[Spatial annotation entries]
────────────────────

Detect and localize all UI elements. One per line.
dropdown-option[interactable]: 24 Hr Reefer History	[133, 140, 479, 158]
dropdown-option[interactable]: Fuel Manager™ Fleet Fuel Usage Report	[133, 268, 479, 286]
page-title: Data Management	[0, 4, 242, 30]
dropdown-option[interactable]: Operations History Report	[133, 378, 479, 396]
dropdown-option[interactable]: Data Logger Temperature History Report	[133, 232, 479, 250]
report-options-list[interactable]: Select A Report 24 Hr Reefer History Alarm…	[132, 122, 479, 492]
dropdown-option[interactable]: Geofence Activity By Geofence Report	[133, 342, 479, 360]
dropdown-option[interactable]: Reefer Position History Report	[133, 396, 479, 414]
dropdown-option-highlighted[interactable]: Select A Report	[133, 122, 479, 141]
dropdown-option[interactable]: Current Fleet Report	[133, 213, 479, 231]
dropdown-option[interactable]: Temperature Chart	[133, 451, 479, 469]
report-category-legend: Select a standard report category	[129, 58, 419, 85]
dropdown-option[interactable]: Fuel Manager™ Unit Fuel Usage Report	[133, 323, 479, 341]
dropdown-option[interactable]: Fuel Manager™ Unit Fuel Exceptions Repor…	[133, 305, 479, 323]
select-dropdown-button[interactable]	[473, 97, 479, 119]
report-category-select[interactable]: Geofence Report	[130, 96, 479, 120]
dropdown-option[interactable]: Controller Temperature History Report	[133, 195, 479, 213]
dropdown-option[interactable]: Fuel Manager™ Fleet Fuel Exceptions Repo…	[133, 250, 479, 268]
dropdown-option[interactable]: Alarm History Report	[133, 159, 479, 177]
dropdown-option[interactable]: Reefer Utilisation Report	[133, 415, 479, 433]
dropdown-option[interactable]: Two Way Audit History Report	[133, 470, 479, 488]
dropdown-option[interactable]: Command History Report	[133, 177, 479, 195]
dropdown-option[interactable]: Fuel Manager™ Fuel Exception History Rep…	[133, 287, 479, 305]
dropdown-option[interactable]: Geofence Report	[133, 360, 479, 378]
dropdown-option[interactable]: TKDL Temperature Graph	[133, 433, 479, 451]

────────────────────

WHAT THE TASK ASKS: Can you print all of the entries above again, word for word and unchanged?

SOLVED EXERCISE:
Detect and localize all UI elements. One per line.
dropdown-option[interactable]: 24 Hr Reefer History	[133, 140, 479, 158]
dropdown-option[interactable]: Fuel Manager™ Fleet Fuel Usage Report	[133, 268, 479, 286]
page-title: Data Management	[0, 4, 242, 30]
dropdown-option[interactable]: Operations History Report	[133, 378, 479, 396]
dropdown-option[interactable]: Data Logger Temperature History Report	[133, 232, 479, 250]
report-options-list[interactable]: Select A Report 24 Hr Reefer History Alarm…	[132, 122, 479, 492]
dropdown-option[interactable]: Geofence Activity By Geofence Report	[133, 342, 479, 360]
dropdown-option[interactable]: Reefer Position History Report	[133, 396, 479, 414]
dropdown-option-highlighted[interactable]: Select A Report	[133, 122, 479, 141]
dropdown-option[interactable]: Current Fleet Report	[133, 213, 479, 231]
dropdown-option[interactable]: Temperature Chart	[133, 451, 479, 469]
report-category-legend: Select a standard report category	[129, 58, 419, 85]
dropdown-option[interactable]: Fuel Manager™ Unit Fuel Usage Report	[133, 323, 479, 341]
dropdown-option[interactable]: Fuel Manager™ Unit Fuel Exceptions Repor…	[133, 305, 479, 323]
select-dropdown-button[interactable]	[473, 97, 479, 119]
report-category-select[interactable]: Geofence Report	[130, 96, 479, 120]
dropdown-option[interactable]: Controller Temperature History Report	[133, 195, 479, 213]
dropdown-option[interactable]: Fuel Manager™ Fleet Fuel Exceptions Repo…	[133, 250, 479, 268]
dropdown-option[interactable]: Alarm History Report	[133, 159, 479, 177]
dropdown-option[interactable]: Reefer Utilisation Report	[133, 415, 479, 433]
dropdown-option[interactable]: Two Way Audit History Report	[133, 470, 479, 488]
dropdown-option[interactable]: Command History Report	[133, 177, 479, 195]
dropdown-option[interactable]: Fuel Manager™ Fuel Exception History Rep…	[133, 287, 479, 305]
dropdown-option[interactable]: Geofence Report	[133, 360, 479, 378]
dropdown-option[interactable]: TKDL Temperature Graph	[133, 433, 479, 451]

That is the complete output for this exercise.